(Data entries)
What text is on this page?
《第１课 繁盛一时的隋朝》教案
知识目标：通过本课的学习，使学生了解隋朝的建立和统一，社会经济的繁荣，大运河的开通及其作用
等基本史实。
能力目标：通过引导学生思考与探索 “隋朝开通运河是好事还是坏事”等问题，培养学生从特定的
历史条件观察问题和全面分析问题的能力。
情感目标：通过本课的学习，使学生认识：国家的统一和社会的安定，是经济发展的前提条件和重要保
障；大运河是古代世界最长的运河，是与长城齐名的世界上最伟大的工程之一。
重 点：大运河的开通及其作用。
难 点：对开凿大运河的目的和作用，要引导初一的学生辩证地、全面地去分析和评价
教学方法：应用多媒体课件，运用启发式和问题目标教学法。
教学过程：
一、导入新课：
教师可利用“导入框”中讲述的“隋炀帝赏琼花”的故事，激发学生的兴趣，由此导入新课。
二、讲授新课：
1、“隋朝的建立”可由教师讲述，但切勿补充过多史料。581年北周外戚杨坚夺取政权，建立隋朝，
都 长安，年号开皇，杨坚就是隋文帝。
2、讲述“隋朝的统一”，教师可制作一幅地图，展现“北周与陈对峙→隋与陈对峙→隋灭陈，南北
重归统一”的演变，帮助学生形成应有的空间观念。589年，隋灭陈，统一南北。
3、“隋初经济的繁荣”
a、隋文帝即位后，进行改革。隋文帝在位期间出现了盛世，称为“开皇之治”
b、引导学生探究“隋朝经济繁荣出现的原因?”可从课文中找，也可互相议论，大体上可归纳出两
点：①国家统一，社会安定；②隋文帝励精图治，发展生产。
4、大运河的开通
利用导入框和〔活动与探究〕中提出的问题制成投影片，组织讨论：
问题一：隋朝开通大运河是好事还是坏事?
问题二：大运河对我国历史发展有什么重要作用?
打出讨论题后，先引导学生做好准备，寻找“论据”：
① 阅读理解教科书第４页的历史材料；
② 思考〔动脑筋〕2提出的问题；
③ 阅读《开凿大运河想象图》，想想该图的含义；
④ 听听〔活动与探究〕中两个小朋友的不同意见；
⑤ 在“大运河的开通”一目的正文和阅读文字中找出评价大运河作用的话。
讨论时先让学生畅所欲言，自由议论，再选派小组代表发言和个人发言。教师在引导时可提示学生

> **GIVEN REQUEST**:
Copy the records above exactly.

> **TASK RESPONSE**:
What text is on this page?
《第１课 繁盛一时的隋朝》教案
知识目标：通过本课的学习，使学生了解隋朝的建立和统一，社会经济的繁荣，大运河的开通及其作用
等基本史实。
能力目标：通过引导学生思考与探索 “隋朝开通运河是好事还是坏事”等问题，培养学生从特定的
历史条件观察问题和全面分析问题的能力。
情感目标：通过本课的学习，使学生认识：国家的统一和社会的安定，是经济发展的前提条件和重要保
障；大运河是古代世界最长的运河，是与长城齐名的世界上最伟大的工程之一。
重 点：大运河的开通及其作用。
难 点：对开凿大运河的目的和作用，要引导初一的学生辩证地、全面地去分析和评价
教学方法：应用多媒体课件，运用启发式和问题目标教学法。
教学过程：
一、导入新课：
教师可利用“导入框”中讲述的“隋炀帝赏琼花”的故事，激发学生的兴趣，由此导入新课。
二、讲授新课：
1、“隋朝的建立”可由教师讲述，但切勿补充过多史料。581年北周外戚杨坚夺取政权，建立隋朝，
都 长安，年号开皇，杨坚就是隋文帝。
2、讲述“隋朝的统一”，教师可制作一幅地图，展现“北周与陈对峙→隋与陈对峙→隋灭陈，南北
重归统一”的演变，帮助学生形成应有的空间观念。589年，隋灭陈，统一南北。
3、“隋初经济的繁荣”
a、隋文帝即位后，进行改革。隋文帝在位期间出现了盛世，称为“开皇之治”
b、引导学生探究“隋朝经济繁荣出现的原因?”可从课文中找，也可互相议论，大体上可归纳出两
点：①国家统一，社会安定；②隋文帝励精图治，发展生产。
4、大运河的开通
利用导入框和〔活动与探究〕中提出的问题制成投影片，组织讨论：
问题一：隋朝开通大运河是好事还是坏事?
问题二：大运河对我国历史发展有什么重要作用?
打出讨论题后，先引导学生做好准备，寻找“论据”：
① 阅读理解教科书第４页的历史材料；
② 思考〔动脑筋〕2提出的问题；
③ 阅读《开凿大运河想象图》，想想该图的含义；
④ 听听〔活动与探究〕中两个小朋友的不同意见；
⑤ 在“大运河的开通”一目的正文和阅读文字中找出评价大运河作用的话。
讨论时先让学生畅所欲言，自由议论，再选派小组代表发言和个人发言。教师在引导时可提示学生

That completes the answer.